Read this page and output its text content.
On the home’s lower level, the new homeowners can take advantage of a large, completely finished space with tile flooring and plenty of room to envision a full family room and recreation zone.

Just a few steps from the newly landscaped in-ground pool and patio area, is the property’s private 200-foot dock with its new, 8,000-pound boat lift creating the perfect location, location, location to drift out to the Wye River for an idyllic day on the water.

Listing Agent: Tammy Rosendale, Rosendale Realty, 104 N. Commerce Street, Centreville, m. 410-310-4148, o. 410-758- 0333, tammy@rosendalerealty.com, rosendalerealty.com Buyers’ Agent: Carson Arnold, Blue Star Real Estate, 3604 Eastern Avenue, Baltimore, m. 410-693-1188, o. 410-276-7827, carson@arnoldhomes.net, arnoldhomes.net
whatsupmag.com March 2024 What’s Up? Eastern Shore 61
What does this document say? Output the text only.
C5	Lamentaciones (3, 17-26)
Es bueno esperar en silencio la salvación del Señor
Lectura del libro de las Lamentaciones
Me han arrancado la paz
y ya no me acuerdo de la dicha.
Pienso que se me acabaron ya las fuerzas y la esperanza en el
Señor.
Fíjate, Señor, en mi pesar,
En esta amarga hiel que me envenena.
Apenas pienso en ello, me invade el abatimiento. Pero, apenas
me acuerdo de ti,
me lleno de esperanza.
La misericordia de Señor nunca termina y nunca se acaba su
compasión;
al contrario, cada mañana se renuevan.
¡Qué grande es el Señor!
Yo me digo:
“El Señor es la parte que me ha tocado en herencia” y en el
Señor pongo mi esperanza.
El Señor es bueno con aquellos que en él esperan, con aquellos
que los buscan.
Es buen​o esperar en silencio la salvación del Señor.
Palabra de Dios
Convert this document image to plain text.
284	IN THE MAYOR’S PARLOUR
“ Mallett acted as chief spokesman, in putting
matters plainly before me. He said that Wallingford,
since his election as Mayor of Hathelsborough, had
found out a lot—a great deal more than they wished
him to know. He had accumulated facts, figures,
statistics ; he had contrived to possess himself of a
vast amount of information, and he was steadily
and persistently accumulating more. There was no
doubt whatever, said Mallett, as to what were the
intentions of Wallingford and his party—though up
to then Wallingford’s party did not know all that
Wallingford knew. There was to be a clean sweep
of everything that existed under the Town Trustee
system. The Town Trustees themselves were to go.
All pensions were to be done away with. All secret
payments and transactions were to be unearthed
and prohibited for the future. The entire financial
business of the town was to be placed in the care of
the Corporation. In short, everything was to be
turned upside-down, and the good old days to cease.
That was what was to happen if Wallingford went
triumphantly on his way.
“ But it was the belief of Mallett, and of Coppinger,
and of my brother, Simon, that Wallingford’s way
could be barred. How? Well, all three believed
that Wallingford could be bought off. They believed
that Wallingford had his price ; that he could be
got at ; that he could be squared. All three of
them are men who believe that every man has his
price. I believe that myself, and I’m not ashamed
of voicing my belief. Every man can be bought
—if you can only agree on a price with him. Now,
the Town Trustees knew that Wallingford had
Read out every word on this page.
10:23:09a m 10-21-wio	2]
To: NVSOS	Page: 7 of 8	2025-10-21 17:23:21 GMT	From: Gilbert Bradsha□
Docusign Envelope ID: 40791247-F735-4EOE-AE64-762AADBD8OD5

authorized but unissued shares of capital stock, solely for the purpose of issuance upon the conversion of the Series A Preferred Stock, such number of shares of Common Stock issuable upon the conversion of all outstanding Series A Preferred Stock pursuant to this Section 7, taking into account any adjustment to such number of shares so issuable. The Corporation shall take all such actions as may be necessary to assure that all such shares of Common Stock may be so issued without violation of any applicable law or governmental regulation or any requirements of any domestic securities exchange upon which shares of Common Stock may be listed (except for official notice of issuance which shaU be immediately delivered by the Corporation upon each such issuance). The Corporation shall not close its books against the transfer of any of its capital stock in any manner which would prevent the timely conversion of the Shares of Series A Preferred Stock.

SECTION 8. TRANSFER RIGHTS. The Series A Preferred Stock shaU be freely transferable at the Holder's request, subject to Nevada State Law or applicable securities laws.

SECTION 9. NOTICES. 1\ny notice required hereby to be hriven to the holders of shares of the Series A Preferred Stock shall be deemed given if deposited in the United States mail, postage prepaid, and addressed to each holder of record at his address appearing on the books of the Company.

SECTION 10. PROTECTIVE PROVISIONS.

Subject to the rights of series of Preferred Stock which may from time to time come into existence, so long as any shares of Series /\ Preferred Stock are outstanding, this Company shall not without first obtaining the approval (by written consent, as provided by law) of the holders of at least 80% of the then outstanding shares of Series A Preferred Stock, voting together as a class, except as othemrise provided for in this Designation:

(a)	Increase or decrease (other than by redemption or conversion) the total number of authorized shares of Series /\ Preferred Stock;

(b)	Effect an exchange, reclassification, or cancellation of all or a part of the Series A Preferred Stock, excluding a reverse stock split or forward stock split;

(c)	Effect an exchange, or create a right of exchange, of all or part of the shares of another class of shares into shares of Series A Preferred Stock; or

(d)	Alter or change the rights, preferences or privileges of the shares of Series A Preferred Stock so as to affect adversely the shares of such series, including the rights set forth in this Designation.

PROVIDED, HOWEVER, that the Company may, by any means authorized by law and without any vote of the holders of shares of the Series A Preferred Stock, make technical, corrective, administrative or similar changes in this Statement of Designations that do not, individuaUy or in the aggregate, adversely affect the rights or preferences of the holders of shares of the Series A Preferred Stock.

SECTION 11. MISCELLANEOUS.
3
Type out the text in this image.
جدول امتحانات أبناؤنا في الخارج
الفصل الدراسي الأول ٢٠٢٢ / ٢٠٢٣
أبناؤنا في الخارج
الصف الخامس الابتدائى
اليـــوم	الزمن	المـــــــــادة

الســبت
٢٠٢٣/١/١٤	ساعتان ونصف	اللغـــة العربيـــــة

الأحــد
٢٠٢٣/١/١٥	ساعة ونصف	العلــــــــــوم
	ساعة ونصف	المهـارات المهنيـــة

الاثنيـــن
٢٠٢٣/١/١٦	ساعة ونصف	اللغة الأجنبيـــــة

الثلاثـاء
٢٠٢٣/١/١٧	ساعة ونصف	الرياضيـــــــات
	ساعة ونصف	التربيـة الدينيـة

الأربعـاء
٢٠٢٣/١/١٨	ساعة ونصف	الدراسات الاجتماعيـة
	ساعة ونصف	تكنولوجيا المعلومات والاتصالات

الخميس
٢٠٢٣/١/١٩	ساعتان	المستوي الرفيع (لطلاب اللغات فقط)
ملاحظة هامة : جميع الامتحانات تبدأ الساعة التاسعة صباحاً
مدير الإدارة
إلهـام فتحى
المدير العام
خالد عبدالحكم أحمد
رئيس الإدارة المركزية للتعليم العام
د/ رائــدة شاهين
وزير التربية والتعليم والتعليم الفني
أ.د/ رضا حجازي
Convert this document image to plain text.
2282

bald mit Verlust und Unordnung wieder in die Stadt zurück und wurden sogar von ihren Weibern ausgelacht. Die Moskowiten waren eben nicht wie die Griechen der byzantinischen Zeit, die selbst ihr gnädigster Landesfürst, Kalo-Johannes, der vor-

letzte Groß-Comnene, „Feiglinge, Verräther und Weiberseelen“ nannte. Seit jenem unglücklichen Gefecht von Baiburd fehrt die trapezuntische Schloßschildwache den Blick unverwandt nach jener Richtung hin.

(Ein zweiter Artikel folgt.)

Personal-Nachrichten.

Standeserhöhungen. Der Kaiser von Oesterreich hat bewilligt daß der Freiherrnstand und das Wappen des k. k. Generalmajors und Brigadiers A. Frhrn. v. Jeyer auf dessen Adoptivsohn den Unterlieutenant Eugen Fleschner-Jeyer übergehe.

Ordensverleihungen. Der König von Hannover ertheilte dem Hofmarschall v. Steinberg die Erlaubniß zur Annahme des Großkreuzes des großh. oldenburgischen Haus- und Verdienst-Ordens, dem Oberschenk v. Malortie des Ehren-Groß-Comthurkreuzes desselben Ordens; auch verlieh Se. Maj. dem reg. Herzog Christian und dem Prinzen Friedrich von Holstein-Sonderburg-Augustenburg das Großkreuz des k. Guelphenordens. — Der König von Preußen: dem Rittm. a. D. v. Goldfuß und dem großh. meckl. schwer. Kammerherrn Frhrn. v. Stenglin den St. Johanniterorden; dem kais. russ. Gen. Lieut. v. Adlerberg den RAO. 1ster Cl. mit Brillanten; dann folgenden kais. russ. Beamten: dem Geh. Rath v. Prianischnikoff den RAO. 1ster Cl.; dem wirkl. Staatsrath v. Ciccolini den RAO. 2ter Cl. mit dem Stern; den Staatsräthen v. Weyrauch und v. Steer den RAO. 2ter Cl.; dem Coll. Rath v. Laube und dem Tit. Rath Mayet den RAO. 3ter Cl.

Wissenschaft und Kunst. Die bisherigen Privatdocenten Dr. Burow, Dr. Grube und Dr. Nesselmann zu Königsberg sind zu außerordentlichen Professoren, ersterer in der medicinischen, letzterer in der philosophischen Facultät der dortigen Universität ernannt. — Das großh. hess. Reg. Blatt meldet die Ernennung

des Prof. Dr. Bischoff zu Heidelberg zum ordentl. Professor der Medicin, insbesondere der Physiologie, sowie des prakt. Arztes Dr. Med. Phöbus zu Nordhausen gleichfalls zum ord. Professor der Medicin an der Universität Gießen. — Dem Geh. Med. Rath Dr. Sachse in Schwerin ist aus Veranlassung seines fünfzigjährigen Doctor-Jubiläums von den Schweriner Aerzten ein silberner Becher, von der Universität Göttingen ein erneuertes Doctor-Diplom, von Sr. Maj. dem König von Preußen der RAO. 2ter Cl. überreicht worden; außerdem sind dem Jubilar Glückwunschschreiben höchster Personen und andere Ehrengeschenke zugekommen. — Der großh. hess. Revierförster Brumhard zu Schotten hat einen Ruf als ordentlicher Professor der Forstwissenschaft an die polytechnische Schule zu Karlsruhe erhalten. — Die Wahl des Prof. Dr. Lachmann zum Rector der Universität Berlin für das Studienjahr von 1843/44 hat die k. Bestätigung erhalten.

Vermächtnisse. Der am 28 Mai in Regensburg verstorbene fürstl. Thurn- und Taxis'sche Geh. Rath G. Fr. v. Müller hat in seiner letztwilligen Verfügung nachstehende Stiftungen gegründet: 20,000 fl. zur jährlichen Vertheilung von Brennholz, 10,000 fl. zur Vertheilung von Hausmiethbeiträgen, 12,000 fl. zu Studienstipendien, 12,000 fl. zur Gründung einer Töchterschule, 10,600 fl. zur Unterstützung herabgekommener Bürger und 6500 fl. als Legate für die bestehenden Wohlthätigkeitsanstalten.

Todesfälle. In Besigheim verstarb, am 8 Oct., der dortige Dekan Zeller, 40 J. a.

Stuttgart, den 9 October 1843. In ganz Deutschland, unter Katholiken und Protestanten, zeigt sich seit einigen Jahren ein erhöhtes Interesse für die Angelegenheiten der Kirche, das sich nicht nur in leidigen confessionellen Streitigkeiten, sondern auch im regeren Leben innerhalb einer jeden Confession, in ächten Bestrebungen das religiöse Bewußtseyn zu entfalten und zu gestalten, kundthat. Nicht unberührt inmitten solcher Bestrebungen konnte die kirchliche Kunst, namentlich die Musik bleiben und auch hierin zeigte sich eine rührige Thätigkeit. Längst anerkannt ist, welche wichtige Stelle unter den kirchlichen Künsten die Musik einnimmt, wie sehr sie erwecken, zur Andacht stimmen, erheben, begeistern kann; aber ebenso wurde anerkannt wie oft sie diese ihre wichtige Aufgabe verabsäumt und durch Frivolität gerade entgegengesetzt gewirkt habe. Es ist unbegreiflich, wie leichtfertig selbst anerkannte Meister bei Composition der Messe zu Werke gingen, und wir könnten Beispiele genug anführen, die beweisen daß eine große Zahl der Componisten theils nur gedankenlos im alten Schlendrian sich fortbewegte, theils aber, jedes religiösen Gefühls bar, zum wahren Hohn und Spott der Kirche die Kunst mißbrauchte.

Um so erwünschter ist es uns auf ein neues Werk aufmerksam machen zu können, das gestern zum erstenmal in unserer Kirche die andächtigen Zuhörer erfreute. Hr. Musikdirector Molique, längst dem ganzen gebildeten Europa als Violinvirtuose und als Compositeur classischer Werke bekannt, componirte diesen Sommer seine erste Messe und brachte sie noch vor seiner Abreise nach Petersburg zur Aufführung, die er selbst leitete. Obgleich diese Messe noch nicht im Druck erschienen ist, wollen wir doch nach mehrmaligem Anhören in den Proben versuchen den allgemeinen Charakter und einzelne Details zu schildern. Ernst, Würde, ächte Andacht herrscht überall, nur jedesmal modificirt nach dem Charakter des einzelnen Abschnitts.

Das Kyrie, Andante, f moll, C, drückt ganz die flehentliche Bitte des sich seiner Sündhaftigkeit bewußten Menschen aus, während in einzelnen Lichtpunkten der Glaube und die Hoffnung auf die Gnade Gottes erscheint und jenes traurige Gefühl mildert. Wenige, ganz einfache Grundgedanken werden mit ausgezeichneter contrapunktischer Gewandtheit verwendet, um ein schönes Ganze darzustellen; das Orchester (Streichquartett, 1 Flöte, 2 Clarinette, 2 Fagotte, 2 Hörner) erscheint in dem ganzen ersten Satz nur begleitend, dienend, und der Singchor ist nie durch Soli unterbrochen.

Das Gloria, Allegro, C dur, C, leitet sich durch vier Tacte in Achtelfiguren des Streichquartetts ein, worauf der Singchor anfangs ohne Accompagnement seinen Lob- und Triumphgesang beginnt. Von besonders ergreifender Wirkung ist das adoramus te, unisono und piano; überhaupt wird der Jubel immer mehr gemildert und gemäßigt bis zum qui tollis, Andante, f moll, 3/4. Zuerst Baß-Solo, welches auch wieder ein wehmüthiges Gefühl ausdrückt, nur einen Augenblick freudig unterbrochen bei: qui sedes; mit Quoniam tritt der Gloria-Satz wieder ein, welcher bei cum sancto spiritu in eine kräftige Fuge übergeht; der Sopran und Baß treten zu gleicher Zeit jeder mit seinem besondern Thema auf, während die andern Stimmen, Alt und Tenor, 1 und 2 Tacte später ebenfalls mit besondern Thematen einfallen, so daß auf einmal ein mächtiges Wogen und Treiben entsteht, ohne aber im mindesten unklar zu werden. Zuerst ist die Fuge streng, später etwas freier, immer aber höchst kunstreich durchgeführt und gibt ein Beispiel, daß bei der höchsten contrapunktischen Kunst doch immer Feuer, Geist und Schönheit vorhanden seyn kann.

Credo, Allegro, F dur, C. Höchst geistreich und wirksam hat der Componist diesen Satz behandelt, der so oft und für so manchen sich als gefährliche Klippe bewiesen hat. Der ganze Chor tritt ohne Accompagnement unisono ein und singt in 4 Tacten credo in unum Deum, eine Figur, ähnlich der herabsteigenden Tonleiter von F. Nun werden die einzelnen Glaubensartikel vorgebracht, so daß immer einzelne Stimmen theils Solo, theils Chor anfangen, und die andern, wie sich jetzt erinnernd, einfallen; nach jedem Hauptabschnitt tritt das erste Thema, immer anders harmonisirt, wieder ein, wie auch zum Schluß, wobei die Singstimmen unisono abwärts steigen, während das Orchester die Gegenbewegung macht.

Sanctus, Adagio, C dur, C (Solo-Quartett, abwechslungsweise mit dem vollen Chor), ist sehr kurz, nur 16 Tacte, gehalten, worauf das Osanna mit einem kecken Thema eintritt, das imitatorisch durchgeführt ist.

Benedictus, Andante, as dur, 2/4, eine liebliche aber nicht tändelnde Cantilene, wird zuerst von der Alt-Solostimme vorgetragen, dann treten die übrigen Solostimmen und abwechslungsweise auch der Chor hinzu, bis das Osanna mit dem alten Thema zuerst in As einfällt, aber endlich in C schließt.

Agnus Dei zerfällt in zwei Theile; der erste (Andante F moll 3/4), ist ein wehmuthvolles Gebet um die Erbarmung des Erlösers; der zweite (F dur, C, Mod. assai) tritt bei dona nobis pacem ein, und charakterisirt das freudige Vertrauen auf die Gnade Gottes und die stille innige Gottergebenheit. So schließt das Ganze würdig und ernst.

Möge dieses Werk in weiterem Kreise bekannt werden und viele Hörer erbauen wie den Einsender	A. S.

____________

*THE TASK*:
In the records above, locate the lines holding the word "Lamentaciones". Copy each of them.

*SOLUTION TO THIS EXERCISE*:
C5	Lamentaciones (3, 17-26)
Lectura del libro de las Lamentaciones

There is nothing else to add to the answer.